GIVEN INSTRUCTION:
Would you output the whole listing below, exactly as it reads?
━━━━━━━━━━
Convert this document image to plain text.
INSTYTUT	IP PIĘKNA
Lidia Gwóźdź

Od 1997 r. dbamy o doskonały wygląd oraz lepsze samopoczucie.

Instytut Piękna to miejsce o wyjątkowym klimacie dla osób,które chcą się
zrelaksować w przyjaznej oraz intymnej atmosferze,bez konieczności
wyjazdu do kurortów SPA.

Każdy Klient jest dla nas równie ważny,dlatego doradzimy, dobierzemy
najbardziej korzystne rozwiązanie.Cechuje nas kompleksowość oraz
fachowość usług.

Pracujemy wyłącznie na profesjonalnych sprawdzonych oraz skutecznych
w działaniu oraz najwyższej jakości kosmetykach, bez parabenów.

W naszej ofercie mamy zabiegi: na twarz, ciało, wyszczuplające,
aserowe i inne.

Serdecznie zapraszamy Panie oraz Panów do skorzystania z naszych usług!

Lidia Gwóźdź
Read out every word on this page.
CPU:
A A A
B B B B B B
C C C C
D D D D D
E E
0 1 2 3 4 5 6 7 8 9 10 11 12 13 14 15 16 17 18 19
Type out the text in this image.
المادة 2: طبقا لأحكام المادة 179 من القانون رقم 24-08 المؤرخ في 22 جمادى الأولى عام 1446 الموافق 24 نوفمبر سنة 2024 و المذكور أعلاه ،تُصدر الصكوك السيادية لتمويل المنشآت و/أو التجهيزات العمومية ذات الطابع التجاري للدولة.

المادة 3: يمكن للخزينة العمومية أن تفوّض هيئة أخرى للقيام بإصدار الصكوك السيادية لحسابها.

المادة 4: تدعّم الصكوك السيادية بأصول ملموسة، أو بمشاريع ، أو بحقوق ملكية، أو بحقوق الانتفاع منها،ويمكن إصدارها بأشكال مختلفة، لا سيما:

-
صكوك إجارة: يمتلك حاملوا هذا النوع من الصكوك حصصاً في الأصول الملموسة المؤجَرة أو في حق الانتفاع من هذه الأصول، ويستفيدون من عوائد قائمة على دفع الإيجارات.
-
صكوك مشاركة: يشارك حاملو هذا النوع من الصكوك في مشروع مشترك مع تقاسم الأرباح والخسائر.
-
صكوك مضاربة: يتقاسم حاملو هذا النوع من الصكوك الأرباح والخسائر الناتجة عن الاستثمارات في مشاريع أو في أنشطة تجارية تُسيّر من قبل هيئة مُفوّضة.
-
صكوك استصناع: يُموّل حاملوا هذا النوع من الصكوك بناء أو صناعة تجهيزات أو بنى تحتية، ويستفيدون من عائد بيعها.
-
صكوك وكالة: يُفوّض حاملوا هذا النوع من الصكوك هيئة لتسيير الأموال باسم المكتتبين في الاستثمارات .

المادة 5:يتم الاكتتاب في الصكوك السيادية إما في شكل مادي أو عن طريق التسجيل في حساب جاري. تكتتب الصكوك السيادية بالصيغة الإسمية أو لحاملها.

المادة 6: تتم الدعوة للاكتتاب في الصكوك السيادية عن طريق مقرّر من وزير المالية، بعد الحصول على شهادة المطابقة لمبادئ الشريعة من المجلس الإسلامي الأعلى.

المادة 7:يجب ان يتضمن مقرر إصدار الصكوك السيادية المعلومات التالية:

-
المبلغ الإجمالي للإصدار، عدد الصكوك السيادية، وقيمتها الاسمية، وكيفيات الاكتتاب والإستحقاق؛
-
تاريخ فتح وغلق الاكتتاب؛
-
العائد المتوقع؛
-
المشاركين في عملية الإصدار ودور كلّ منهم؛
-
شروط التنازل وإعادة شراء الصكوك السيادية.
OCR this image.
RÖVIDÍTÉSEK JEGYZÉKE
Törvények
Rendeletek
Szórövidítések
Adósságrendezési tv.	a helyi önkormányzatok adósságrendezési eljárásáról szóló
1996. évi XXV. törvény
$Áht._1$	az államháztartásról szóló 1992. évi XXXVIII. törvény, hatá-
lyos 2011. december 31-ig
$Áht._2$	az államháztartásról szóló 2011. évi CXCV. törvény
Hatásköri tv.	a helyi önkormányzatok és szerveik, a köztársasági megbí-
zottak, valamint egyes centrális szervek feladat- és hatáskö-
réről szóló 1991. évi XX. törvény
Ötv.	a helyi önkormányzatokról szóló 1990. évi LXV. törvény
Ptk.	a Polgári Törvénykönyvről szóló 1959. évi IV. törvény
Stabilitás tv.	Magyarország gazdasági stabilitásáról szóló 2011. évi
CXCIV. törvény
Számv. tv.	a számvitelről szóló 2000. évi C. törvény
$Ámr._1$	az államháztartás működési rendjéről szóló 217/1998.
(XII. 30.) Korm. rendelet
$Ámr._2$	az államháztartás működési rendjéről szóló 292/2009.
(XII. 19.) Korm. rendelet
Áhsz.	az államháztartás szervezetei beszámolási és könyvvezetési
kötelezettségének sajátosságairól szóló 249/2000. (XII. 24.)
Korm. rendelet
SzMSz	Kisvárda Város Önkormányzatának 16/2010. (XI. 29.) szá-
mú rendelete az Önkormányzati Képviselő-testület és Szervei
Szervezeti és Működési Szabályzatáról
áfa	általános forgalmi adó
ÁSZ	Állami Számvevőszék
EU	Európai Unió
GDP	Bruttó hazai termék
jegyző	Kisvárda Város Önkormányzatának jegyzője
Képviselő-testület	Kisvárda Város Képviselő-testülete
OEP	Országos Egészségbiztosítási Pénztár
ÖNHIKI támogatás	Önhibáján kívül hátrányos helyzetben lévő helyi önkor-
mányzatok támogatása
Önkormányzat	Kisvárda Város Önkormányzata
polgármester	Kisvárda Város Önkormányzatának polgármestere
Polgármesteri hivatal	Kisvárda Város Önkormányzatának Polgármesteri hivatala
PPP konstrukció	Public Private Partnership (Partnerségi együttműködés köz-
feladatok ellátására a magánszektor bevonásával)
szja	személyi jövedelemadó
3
━━━━━━━━━━
RESULT OF THIS EXERCISE:
Convert this document image to plain text.
INSTYTUT	IP PIĘKNA
Lidia Gwóźdź

Od 1997 r. dbamy o doskonały wygląd oraz lepsze samopoczucie.

Instytut Piękna to miejsce o wyjątkowym klimacie dla osób,które chcą się
zrelaksować w przyjaznej oraz intymnej atmosferze,bez konieczności
wyjazdu do kurortów SPA.

Każdy Klient jest dla nas równie ważny,dlatego doradzimy, dobierzemy
najbardziej korzystne rozwiązanie.Cechuje nas kompleksowość oraz
fachowość usług.

Pracujemy wyłącznie na profesjonalnych sprawdzonych oraz skutecznych
w działaniu oraz najwyższej jakości kosmetykach, bez parabenów.

W naszej ofercie mamy zabiegi: na twarz, ciało, wyszczuplające,
aserowe i inne.

Serdecznie zapraszamy Panie oraz Panów do skorzystania z naszych usług!

Lidia Gwóźdź
Read out every word on this page.
CPU:
A A A
B B B B B B
C C C C
D D D D D
E E
0 1 2 3 4 5 6 7 8 9 10 11 12 13 14 15 16 17 18 19
Type out the text in this image.
المادة 2: طبقا لأحكام المادة 179 من القانون رقم 24-08 المؤرخ في 22 جمادى الأولى عام 1446 الموافق 24 نوفمبر سنة 2024 و المذكور أعلاه ،تُصدر الصكوك السيادية لتمويل المنشآت و/أو التجهيزات العمومية ذات الطابع التجاري للدولة.

المادة 3: يمكن للخزينة العمومية أن تفوّض هيئة أخرى للقيام بإصدار الصكوك السيادية لحسابها.

المادة 4: تدعّم الصكوك السيادية بأصول ملموسة، أو بمشاريع ، أو بحقوق ملكية، أو بحقوق الانتفاع منها،ويمكن إصدارها بأشكال مختلفة، لا سيما:

-
صكوك إجارة: يمتلك حاملوا هذا النوع من الصكوك حصصاً في الأصول الملموسة المؤجَرة أو في حق الانتفاع من هذه الأصول، ويستفيدون من عوائد قائمة على دفع الإيجارات.
-
صكوك مشاركة: يشارك حاملو هذا النوع من الصكوك في مشروع مشترك مع تقاسم الأرباح والخسائر.
-
صكوك مضاربة: يتقاسم حاملو هذا النوع من الصكوك الأرباح والخسائر الناتجة عن الاستثمارات في مشاريع أو في أنشطة تجارية تُسيّر من قبل هيئة مُفوّضة.
-
صكوك استصناع: يُموّل حاملوا هذا النوع من الصكوك بناء أو صناعة تجهيزات أو بنى تحتية، ويستفيدون من عائد بيعها.
-
صكوك وكالة: يُفوّض حاملوا هذا النوع من الصكوك هيئة لتسيير الأموال باسم المكتتبين في الاستثمارات .

المادة 5:يتم الاكتتاب في الصكوك السيادية إما في شكل مادي أو عن طريق التسجيل في حساب جاري. تكتتب الصكوك السيادية بالصيغة الإسمية أو لحاملها.

المادة 6: تتم الدعوة للاكتتاب في الصكوك السيادية عن طريق مقرّر من وزير المالية، بعد الحصول على شهادة المطابقة لمبادئ الشريعة من المجلس الإسلامي الأعلى.

المادة 7:يجب ان يتضمن مقرر إصدار الصكوك السيادية المعلومات التالية:

-
المبلغ الإجمالي للإصدار، عدد الصكوك السيادية، وقيمتها الاسمية، وكيفيات الاكتتاب والإستحقاق؛
-
تاريخ فتح وغلق الاكتتاب؛
-
العائد المتوقع؛
-
المشاركين في عملية الإصدار ودور كلّ منهم؛
-
شروط التنازل وإعادة شراء الصكوك السيادية.
OCR this image.
RÖVIDÍTÉSEK JEGYZÉKE
Törvények
Rendeletek
Szórövidítések
Adósságrendezési tv.	a helyi önkormányzatok adósságrendezési eljárásáról szóló
1996. évi XXV. törvény
$Áht._1$	az államháztartásról szóló 1992. évi XXXVIII. törvény, hatá-
lyos 2011. december 31-ig
$Áht._2$	az államháztartásról szóló 2011. évi CXCV. törvény
Hatásköri tv.	a helyi önkormányzatok és szerveik, a köztársasági megbí-
zottak, valamint egyes centrális szervek feladat- és hatáskö-
réről szóló 1991. évi XX. törvény
Ötv.	a helyi önkormányzatokról szóló 1990. évi LXV. törvény
Ptk.	a Polgári Törvénykönyvről szóló 1959. évi IV. törvény
Stabilitás tv.	Magyarország gazdasági stabilitásáról szóló 2011. évi
CXCIV. törvény
Számv. tv.	a számvitelről szóló 2000. évi C. törvény
$Ámr._1$	az államháztartás működési rendjéről szóló 217/1998.
(XII. 30.) Korm. rendelet
$Ámr._2$	az államháztartás működési rendjéről szóló 292/2009.
(XII. 19.) Korm. rendelet
Áhsz.	az államháztartás szervezetei beszámolási és könyvvezetési
kötelezettségének sajátosságairól szóló 249/2000. (XII. 24.)
Korm. rendelet
SzMSz	Kisvárda Város Önkormányzatának 16/2010. (XI. 29.) szá-
mú rendelete az Önkormányzati Képviselő-testület és Szervei
Szervezeti és Működési Szabályzatáról
áfa	általános forgalmi adó
ÁSZ	Állami Számvevőszék
EU	Európai Unió
GDP	Bruttó hazai termék
jegyző	Kisvárda Város Önkormányzatának jegyzője
Képviselő-testület	Kisvárda Város Képviselő-testülete
OEP	Országos Egészségbiztosítási Pénztár
ÖNHIKI támogatás	Önhibáján kívül hátrányos helyzetben lévő helyi önkor-
mányzatok támogatása
Önkormányzat	Kisvárda Város Önkormányzata
polgármester	Kisvárda Város Önkormányzatának polgármestere
Polgármesteri hivatal	Kisvárda Város Önkormányzatának Polgármesteri hivatala
PPP konstrukció	Public Private Partnership (Partnerségi együttműködés köz-
feladatok ellátására a magánszektor bevonásával)
szja	személyi jövedelemadó
3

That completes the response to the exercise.